Reproduce the complete listing without any deviation.

* * *

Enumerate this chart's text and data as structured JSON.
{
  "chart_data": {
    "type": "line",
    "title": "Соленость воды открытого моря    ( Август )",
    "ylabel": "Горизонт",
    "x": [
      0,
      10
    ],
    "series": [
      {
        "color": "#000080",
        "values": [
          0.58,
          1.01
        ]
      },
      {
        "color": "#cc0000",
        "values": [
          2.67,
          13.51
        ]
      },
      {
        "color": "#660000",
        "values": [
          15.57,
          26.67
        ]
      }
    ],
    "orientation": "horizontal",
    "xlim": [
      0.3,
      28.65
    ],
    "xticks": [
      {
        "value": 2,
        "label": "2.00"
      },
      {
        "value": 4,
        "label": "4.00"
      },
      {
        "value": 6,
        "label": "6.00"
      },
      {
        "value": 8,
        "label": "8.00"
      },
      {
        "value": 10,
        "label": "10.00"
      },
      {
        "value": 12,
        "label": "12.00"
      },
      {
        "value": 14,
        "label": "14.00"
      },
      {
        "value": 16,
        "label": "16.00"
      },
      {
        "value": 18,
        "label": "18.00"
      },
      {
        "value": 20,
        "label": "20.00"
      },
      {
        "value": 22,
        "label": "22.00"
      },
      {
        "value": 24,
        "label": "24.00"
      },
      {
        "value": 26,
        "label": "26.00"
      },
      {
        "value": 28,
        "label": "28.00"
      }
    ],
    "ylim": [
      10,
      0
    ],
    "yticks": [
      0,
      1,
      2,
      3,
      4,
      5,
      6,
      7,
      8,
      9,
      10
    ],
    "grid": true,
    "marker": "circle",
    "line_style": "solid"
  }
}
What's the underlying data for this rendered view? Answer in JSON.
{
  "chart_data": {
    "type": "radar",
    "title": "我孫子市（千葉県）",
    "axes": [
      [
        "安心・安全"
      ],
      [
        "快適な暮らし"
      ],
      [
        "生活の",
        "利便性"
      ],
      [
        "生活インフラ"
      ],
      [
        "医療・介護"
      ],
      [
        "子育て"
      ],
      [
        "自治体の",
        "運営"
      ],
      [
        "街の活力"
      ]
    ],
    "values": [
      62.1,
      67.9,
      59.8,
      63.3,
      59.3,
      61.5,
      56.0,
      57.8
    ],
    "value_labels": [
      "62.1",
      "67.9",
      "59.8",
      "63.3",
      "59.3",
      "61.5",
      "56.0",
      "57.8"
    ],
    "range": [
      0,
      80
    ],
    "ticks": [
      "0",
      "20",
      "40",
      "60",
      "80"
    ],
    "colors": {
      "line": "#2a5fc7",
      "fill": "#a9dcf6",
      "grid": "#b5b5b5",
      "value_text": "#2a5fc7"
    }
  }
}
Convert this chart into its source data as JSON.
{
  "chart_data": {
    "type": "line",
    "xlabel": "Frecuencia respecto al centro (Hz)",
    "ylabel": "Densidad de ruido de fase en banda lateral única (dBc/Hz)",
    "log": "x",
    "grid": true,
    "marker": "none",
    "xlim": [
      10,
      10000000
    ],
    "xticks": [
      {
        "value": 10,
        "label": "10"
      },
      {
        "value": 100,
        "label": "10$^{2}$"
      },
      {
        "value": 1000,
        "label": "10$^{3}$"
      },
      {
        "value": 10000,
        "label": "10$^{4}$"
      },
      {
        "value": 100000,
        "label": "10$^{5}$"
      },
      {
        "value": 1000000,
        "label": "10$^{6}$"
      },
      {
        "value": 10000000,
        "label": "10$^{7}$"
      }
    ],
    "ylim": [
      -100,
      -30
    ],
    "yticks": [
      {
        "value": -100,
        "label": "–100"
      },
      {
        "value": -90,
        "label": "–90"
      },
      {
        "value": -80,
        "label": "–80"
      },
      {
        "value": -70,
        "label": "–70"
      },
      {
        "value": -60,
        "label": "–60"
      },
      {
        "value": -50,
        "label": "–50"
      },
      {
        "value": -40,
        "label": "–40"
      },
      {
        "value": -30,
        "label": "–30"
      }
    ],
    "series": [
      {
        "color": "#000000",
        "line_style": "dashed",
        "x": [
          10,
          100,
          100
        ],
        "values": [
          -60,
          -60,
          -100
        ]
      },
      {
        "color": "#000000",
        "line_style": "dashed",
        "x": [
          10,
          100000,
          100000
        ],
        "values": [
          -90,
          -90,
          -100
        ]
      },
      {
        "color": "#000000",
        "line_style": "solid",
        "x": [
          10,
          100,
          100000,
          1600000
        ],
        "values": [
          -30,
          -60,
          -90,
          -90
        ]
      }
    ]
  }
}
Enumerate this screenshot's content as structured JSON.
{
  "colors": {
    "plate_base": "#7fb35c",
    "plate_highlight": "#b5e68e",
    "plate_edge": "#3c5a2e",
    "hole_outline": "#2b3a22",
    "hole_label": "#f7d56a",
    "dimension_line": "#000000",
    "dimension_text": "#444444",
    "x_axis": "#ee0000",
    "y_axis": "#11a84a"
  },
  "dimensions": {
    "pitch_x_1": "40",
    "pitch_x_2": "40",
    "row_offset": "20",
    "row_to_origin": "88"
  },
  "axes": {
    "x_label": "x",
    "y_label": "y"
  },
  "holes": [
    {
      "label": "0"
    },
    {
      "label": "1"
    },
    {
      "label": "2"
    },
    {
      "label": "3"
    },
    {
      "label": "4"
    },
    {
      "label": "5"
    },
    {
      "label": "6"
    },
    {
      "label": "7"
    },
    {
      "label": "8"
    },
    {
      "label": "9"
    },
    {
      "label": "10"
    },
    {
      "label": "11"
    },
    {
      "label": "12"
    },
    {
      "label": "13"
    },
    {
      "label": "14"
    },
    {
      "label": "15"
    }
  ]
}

* * *

Written solution:
Enumerate this chart's text and data as structured JSON.
{
  "chart_data": {
    "type": "line",
    "title": "Соленость воды открытого моря    ( Август )",
    "ylabel": "Горизонт",
    "x": [
      0,
      10
    ],
    "series": [
      {
        "color": "#000080",
        "values": [
          0.58,
          1.01
        ]
      },
      {
        "color": "#cc0000",
        "values": [
          2.67,
          13.51
        ]
      },
      {
        "color": "#660000",
        "values": [
          15.57,
          26.67
        ]
      }
    ],
    "orientation": "horizontal",
    "xlim": [
      0.3,
      28.65
    ],
    "xticks": [
      {
        "value": 2,
        "label": "2.00"
      },
      {
        "value": 4,
        "label": "4.00"
      },
      {
        "value": 6,
        "label": "6.00"
      },
      {
        "value": 8,
        "label": "8.00"
      },
      {
        "value": 10,
        "label": "10.00"
      },
      {
        "value": 12,
        "label": "12.00"
      },
      {
        "value": 14,
        "label": "14.00"
      },
      {
        "value": 16,
        "label": "16.00"
      },
      {
        "value": 18,
        "label": "18.00"
      },
      {
        "value": 20,
        "label": "20.00"
      },
      {
        "value": 22,
        "label": "22.00"
      },
      {
        "value": 24,
        "label": "24.00"
      },
      {
        "value": 26,
        "label": "26.00"
      },
      {
        "value": 28,
        "label": "28.00"
      }
    ],
    "ylim": [
      10,
      0
    ],
    "yticks": [
      0,
      1,
      2,
      3,
      4,
      5,
      6,
      7,
      8,
      9,
      10
    ],
    "grid": true,
    "marker": "circle",
    "line_style": "solid"
  }
}
What's the underlying data for this rendered view? Answer in JSON.
{
  "chart_data": {
    "type": "radar",
    "title": "我孫子市（千葉県）",
    "axes": [
      [
        "安心・安全"
      ],
      [
        "快適な暮らし"
      ],
      [
        "生活の",
        "利便性"
      ],
      [
        "生活インフラ"
      ],
      [
        "医療・介護"
      ],
      [
        "子育て"
      ],
      [
        "自治体の",
        "運営"
      ],
      [
        "街の活力"
      ]
    ],
    "values": [
      62.1,
      67.9,
      59.8,
      63.3,
      59.3,
      61.5,
      56.0,
      57.8
    ],
    "value_labels": [
      "62.1",
      "67.9",
      "59.8",
      "63.3",
      "59.3",
      "61.5",
      "56.0",
      "57.8"
    ],
    "range": [
      0,
      80
    ],
    "ticks": [
      "0",
      "20",
      "40",
      "60",
      "80"
    ],
    "colors": {
      "line": "#2a5fc7",
      "fill": "#a9dcf6",
      "grid": "#b5b5b5",
      "value_text": "#2a5fc7"
    }
  }
}
Convert this chart into its source data as JSON.
{
  "chart_data": {
    "type": "line",
    "xlabel": "Frecuencia respecto al centro (Hz)",
    "ylabel": "Densidad de ruido de fase en banda lateral única (dBc/Hz)",
    "log": "x",
    "grid": true,
    "marker": "none",
    "xlim": [
      10,
      10000000
    ],
    "xticks": [
      {
        "value": 10,
        "label": "10"
      },
      {
        "value": 100,
        "label": "10$^{2}$"
      },
      {
        "value": 1000,
        "label": "10$^{3}$"
      },
      {
        "value": 10000,
        "label": "10$^{4}$"
      },
      {
        "value": 100000,
        "label": "10$^{5}$"
      },
      {
        "value": 1000000,
        "label": "10$^{6}$"
      },
      {
        "value": 10000000,
        "label": "10$^{7}$"
      }
    ],
    "ylim": [
      -100,
      -30
    ],
    "yticks": [
      {
        "value": -100,
        "label": "–100"
      },
      {
        "value": -90,
        "label": "–90"
      },
      {
        "value": -80,
        "label": "–80"
      },
      {
        "value": -70,
        "label": "–70"
      },
      {
        "value": -60,
        "label": "–60"
      },
      {
        "value": -50,
        "label": "–50"
      },
      {
        "value": -40,
        "label": "–40"
      },
      {
        "value": -30,
        "label": "–30"
      }
    ],
    "series": [
      {
        "color": "#000000",
        "line_style": "dashed",
        "x": [
          10,
          100,
          100
        ],
        "values": [
          -60,
          -60,
          -100
        ]
      },
      {
        "color": "#000000",
        "line_style": "dashed",
        "x": [
          10,
          100000,
          100000
        ],
        "values": [
          -90,
          -90,
          -100
        ]
      },
      {
        "color": "#000000",
        "line_style": "solid",
        "x": [
          10,
          100,
          100000,
          1600000
        ],
        "values": [
          -30,
          -60,
          -90,
          -90
        ]
      }
    ]
  }
}
Enumerate this screenshot's content as structured JSON.
{
  "colors": {
    "plate_base": "#7fb35c",
    "plate_highlight": "#b5e68e",
    "plate_edge": "#3c5a2e",
    "hole_outline": "#2b3a22",
    "hole_label": "#f7d56a",
    "dimension_line": "#000000",
    "dimension_text": "#444444",
    "x_axis": "#ee0000",
    "y_axis": "#11a84a"
  },
  "dimensions": {
    "pitch_x_1": "40",
    "pitch_x_2": "40",
    "row_offset": "20",
    "row_to_origin": "88"
  },
  "axes": {
    "x_label": "x",
    "y_label": "y"
  },
  "holes": [
    {
      "label": "0"
    },
    {
      "label": "1"
    },
    {
      "label": "2"
    },
    {
      "label": "3"
    },
    {
      "label": "4"
    },
    {
      "label": "5"
    },
    {
      "label": "6"
    },
    {
      "label": "7"
    },
    {
      "label": "8"
    },
    {
      "label": "9"
    },
    {
      "label": "10"
    },
    {
      "label": "11"
    },
    {
      "label": "12"
    },
    {
      "label": "13"
    },
    {
      "label": "14"
    },
    {
      "label": "15"
    }
  ]
}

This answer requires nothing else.